Listed records:
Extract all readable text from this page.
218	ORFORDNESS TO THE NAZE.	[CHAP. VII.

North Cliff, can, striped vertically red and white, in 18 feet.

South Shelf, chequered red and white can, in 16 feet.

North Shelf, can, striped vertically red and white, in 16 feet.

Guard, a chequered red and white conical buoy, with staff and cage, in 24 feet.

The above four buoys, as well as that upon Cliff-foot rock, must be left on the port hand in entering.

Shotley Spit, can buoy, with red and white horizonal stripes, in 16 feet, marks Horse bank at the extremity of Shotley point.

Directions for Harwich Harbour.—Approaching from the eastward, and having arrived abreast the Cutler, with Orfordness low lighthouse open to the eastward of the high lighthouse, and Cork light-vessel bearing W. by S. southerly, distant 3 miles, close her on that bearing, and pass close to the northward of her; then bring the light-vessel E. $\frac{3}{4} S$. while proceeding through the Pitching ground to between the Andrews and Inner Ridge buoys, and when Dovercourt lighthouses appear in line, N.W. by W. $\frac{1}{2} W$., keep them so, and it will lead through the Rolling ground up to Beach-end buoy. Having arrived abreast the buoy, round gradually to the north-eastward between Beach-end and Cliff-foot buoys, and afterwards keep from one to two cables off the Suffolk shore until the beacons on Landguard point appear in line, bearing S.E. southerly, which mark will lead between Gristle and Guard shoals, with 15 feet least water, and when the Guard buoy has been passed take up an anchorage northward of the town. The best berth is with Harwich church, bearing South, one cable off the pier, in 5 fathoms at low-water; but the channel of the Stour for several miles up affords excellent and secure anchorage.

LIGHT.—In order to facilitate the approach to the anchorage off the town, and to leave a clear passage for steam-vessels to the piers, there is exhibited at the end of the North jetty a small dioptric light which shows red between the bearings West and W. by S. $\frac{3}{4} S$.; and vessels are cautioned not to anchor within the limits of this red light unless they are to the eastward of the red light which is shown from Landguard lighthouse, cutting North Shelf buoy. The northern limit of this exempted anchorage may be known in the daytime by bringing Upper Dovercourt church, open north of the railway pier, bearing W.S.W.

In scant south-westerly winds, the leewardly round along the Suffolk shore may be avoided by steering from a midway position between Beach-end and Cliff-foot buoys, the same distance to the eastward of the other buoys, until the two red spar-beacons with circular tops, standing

Instruction:
Only the number is wanted: how many lines in the entries above contain the string "chequered"?

Answer to the problem:
2